- [Tugas Anda]: Tuliskan kembali seluruh artikel tadabbur Surat Yusuf ayat 30–31 tanpa mengubah satu kata pun.

- [Artikel]:

-*-

Tadabbur Surat Yusuf Ayat 30 – 31 (Para Wanita yang Menggunjing Istri al ‘Aziz)

Bismillahirrahmanirrahim…

Dalam kisah Nabi Yusuf ‘alaihissalam yang dikisahkan dalam Al-Qur’an kita akan menemukan kisah para wanita ynag membuat makar kepada Nabi Yusuf ‘alaihissalam. Yang pertama adalah kisah istri Al Aziz yang dalam riwayat israiliyat namanya disebut sebagai zulaikha, dan kisah lainnya adalah para wanita di kota yang menggunjing peristiwa antara istri al aziz dengan Nabi Yusuf ‘alaihissalam. Dalam tadabbur kali ini kita akan membahas para wanita yang menggunjing istri al aziz (zulaikha).

Penggalan ayat ini menerangkan bahwa kisah kejadian Zulaikha yang merayu Yusuf ‘alaihissalam telah tersebar sedemikian rupa di Mesir, dan kaum wanitanya menjadikan kejadian tersebut gunjingan (gosip) di antara mereka.

Ayat 30

وَقَالَ نِسْوَةٌ فِي الْمَدِينَةِ امْرَأَتُ الْعَزِيزِ تُرَاوِدُ فَتَاهَا عَنْ نَفْسِهِ ۖ قَدْ شَغَفَهَا حُبًّا ۖ إِنَّا لَنَرَاهَا فِي ضَلَالٍ مُبِينٍ

Dan wanita-wanita di kota berkata: “Isteri Al Aziz menggoda bujangnya untuk menundukkan dirinya (kepadanya), sesungguhnya cintanya kepada bujangnya itu adalah sangat mendalam. Sesungguhnya kami memandangnya dalam kesesatan yang nyata”.

Kata نِسْوَةٌ adalah bentuk jamak yang tidak ada mufradnya. Kata ini masuk dalam jamak tapi untuk menunjukkan jumlah yang sedikit (jamak qillah), jadi wanita yang menggunjing dalam peristiwa ini tidak banyak hanya sekelompok kecil. Sebagian ulama berpendapat bahwa para wanita yang menggunjing dalam ayat ini adalah istri para pembesar (pejabat) di istana.

-*-

(Data penempatan elemen)

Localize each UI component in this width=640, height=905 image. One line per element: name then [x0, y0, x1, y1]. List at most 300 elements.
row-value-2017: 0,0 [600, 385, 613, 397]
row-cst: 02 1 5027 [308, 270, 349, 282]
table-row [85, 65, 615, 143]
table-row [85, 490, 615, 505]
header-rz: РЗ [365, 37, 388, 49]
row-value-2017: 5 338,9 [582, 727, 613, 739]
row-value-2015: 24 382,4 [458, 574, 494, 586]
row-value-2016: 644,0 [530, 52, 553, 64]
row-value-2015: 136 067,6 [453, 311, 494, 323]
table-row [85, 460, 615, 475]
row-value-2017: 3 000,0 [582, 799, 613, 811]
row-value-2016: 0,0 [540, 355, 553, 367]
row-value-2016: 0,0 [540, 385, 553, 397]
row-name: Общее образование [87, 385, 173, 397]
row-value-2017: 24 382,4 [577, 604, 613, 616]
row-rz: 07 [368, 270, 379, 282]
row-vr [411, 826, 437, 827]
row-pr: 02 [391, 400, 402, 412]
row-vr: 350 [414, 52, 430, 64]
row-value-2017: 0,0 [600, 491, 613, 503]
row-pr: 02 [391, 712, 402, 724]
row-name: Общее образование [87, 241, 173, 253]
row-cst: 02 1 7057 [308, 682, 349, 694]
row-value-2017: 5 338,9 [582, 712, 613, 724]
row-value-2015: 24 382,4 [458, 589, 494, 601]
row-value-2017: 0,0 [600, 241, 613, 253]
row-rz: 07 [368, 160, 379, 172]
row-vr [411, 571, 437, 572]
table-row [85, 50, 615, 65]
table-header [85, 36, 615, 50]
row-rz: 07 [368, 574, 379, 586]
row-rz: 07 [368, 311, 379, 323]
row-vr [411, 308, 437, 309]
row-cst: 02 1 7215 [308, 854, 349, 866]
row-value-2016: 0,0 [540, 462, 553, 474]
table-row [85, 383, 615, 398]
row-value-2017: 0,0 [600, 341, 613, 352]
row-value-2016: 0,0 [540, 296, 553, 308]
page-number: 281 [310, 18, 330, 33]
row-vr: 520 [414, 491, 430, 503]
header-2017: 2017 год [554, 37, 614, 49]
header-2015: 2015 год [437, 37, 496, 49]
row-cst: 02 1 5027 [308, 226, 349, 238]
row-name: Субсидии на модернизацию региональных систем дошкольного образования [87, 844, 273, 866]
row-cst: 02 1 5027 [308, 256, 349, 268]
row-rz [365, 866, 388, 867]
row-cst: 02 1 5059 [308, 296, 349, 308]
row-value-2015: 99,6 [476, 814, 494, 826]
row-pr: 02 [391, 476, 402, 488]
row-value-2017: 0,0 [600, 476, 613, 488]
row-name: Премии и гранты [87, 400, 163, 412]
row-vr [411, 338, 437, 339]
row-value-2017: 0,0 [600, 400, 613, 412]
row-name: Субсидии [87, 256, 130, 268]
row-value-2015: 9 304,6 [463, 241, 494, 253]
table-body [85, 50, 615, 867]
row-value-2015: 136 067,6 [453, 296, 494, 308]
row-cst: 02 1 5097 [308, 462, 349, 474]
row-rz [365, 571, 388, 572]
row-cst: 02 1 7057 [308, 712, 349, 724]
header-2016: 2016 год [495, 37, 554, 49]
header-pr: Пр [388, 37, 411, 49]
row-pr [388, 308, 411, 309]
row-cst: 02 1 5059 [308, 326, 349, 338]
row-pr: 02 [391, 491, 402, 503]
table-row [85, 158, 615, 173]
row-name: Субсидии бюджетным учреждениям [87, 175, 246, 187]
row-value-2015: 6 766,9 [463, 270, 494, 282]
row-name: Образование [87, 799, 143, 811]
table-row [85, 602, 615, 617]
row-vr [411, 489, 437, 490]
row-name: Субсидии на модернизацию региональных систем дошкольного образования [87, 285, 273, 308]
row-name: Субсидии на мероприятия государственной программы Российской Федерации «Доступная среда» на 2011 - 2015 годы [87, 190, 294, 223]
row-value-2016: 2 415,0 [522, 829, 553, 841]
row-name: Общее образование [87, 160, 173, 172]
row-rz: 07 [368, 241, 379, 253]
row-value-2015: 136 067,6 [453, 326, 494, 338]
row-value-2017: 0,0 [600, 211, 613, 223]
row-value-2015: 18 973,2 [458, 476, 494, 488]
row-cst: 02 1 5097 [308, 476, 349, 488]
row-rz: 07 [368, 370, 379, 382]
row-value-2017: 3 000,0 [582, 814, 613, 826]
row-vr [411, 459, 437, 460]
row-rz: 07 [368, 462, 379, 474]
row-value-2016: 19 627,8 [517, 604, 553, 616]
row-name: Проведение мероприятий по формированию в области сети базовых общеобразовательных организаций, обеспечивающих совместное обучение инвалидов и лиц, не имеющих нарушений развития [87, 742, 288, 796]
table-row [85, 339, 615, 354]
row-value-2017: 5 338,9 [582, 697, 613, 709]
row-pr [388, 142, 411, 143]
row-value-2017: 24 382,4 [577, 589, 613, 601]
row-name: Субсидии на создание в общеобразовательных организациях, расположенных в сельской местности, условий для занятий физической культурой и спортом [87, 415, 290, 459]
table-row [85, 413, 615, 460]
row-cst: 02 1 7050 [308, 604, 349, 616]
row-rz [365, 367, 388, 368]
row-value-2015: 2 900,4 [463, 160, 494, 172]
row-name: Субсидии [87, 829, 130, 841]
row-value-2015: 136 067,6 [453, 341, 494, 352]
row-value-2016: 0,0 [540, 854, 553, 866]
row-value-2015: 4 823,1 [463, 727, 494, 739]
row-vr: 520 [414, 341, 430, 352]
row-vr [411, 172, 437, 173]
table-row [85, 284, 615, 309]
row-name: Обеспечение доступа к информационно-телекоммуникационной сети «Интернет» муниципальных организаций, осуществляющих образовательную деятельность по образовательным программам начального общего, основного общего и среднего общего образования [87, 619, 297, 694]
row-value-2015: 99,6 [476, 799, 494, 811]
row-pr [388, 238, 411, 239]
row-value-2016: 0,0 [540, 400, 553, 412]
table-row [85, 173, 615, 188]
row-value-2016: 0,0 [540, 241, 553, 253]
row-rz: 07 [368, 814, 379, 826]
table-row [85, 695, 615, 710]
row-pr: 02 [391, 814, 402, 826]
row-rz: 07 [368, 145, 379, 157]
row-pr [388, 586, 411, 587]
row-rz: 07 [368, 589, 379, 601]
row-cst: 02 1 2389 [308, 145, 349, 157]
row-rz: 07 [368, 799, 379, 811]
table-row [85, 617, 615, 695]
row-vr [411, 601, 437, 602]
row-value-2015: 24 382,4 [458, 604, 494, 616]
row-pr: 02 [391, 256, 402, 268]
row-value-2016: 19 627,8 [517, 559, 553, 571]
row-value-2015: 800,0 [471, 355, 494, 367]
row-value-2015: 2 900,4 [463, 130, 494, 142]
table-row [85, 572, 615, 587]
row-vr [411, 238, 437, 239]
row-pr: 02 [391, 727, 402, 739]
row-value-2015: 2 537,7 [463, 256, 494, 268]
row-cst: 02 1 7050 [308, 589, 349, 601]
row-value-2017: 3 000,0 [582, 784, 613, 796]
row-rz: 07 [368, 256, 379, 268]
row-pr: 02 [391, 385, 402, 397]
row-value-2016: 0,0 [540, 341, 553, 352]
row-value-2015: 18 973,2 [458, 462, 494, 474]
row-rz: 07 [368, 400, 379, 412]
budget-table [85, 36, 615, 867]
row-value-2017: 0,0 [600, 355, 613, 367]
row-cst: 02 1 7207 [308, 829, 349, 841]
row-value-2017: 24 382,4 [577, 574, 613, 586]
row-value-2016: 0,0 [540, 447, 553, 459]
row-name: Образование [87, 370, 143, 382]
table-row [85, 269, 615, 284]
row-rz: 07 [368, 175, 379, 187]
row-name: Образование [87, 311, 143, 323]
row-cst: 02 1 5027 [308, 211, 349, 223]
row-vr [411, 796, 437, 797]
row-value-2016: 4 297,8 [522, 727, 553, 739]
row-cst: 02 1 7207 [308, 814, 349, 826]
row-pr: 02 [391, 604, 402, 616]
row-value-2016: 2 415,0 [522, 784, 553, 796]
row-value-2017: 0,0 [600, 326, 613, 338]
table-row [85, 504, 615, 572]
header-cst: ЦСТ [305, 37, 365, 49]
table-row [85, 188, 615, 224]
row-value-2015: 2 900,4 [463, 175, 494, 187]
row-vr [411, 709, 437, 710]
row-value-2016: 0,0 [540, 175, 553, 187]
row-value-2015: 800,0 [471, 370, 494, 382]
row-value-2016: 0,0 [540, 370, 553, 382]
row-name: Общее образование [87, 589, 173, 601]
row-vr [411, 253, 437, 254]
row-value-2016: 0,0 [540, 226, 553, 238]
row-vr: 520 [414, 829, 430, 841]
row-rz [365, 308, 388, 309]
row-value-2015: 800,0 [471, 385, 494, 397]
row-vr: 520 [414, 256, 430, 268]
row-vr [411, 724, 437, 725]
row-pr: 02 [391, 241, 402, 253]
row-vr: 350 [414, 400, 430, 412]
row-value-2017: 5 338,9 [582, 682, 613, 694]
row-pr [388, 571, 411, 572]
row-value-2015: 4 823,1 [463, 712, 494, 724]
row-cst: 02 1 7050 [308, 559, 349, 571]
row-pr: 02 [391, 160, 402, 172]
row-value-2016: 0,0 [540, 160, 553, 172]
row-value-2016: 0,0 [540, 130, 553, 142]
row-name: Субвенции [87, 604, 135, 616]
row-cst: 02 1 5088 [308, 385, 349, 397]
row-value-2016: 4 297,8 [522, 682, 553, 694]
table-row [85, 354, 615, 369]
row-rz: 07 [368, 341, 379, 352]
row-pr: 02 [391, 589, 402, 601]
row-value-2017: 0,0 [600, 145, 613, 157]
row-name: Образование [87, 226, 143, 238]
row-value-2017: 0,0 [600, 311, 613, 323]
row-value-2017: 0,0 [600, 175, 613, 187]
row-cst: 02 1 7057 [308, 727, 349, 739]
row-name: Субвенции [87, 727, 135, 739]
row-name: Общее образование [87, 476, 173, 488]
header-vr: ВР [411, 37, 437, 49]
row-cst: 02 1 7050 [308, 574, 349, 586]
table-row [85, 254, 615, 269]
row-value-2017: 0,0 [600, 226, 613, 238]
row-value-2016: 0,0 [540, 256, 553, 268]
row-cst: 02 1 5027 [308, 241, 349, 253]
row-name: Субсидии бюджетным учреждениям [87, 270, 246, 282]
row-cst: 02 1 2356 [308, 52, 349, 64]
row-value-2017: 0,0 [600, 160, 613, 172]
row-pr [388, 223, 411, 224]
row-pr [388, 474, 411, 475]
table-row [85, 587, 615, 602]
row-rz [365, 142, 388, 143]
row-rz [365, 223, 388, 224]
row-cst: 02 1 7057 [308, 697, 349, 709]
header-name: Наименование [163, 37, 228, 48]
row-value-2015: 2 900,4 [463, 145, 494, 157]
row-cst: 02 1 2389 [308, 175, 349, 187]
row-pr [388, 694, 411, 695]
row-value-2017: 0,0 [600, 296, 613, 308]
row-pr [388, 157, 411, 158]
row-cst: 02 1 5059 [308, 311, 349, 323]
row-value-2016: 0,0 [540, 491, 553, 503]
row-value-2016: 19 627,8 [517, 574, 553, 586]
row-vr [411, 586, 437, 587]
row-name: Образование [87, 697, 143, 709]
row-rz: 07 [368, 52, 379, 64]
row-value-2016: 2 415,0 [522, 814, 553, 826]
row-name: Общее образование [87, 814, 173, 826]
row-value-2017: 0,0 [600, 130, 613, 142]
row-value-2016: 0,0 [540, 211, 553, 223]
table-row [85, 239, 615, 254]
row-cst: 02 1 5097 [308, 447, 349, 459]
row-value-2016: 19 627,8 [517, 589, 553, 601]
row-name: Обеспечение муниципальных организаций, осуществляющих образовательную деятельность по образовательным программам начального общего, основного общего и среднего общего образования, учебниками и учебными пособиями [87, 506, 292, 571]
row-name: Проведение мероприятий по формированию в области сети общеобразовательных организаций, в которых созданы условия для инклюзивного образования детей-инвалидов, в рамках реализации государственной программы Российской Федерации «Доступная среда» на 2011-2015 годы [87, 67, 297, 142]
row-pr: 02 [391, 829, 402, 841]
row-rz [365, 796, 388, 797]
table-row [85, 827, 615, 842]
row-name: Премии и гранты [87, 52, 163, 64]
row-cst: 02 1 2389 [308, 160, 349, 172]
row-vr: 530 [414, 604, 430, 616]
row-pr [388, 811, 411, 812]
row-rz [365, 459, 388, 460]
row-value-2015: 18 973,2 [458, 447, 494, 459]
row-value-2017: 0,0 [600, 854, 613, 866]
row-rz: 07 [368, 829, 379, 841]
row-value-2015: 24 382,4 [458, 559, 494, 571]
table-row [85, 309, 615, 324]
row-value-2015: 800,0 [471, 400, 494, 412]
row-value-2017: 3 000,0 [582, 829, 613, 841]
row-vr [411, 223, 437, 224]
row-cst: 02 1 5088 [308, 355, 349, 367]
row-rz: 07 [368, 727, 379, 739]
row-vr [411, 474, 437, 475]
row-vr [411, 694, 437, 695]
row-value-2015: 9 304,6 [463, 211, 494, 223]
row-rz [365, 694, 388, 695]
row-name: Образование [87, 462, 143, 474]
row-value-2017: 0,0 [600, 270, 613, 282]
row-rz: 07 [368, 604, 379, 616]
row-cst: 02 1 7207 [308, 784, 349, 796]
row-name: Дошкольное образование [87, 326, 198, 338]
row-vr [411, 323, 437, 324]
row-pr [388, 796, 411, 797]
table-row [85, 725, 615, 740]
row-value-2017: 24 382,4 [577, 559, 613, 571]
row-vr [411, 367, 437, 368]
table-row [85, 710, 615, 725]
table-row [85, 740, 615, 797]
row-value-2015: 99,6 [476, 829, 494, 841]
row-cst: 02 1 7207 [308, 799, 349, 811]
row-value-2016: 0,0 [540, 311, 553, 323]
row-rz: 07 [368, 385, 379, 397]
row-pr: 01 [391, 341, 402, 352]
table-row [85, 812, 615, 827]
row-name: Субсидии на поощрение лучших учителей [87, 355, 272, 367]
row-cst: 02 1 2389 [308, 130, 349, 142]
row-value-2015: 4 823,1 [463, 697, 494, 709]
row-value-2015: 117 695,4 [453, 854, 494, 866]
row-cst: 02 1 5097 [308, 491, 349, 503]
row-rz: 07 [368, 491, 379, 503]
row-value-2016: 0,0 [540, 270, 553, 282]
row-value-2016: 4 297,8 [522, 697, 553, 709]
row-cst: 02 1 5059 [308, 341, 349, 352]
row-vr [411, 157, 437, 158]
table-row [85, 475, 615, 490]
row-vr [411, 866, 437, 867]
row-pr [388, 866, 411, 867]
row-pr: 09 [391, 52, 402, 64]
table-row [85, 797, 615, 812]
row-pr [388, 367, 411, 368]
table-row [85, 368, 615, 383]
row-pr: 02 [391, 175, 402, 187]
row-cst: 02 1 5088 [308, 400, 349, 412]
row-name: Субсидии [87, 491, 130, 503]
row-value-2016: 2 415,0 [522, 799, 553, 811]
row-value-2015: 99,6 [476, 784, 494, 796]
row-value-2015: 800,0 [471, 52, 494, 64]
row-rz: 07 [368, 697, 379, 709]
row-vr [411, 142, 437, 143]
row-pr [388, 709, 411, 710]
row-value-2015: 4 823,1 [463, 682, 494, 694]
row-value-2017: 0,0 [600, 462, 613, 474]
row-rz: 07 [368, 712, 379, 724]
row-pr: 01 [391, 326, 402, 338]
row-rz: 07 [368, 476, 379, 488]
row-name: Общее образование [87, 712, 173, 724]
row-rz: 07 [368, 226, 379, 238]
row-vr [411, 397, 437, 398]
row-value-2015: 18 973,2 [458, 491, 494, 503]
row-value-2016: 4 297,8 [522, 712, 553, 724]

-*-

- [Jawaban Tugas]:
Tadabbur Surat Yusuf Ayat 30 – 31 (Para Wanita yang Menggunjing Istri al ‘Aziz)

Bismillahirrahmanirrahim…

Dalam kisah Nabi Yusuf ‘alaihissalam yang dikisahkan dalam Al-Qur’an kita akan menemukan kisah para wanita ynag membuat makar kepada Nabi Yusuf ‘alaihissalam. Yang pertama adalah kisah istri Al Aziz yang dalam riwayat israiliyat namanya disebut sebagai zulaikha, dan kisah lainnya adalah para wanita di kota yang menggunjing peristiwa antara istri al aziz dengan Nabi Yusuf ‘alaihissalam. Dalam tadabbur kali ini kita akan membahas para wanita yang menggunjing istri al aziz (zulaikha).

Penggalan ayat ini menerangkan bahwa kisah kejadian Zulaikha yang merayu Yusuf ‘alaihissalam telah tersebar sedemikian rupa di Mesir, dan kaum wanitanya menjadikan kejadian tersebut gunjingan (gosip) di antara mereka.

Ayat 30

وَقَالَ نِسْوَةٌ فِي الْمَدِينَةِ امْرَأَتُ الْعَزِيزِ تُرَاوِدُ فَتَاهَا عَنْ نَفْسِهِ ۖ قَدْ شَغَفَهَا حُبًّا ۖ إِنَّا لَنَرَاهَا فِي ضَلَالٍ مُبِينٍ

Dan wanita-wanita di kota berkata: “Isteri Al Aziz menggoda bujangnya untuk menundukkan dirinya (kepadanya), sesungguhnya cintanya kepada bujangnya itu adalah sangat mendalam. Sesungguhnya kami memandangnya dalam kesesatan yang nyata”.

Kata نِسْوَةٌ adalah bentuk jamak yang tidak ada mufradnya. Kata ini masuk dalam jamak tapi untuk menunjukkan jumlah yang sedikit (jamak qillah), jadi wanita yang menggunjing dalam peristiwa ini tidak banyak hanya sekelompok kecil. Sebagian ulama berpendapat bahwa para wanita yang menggunjing dalam ayat ini adalah istri para pembesar (pejabat) di istana.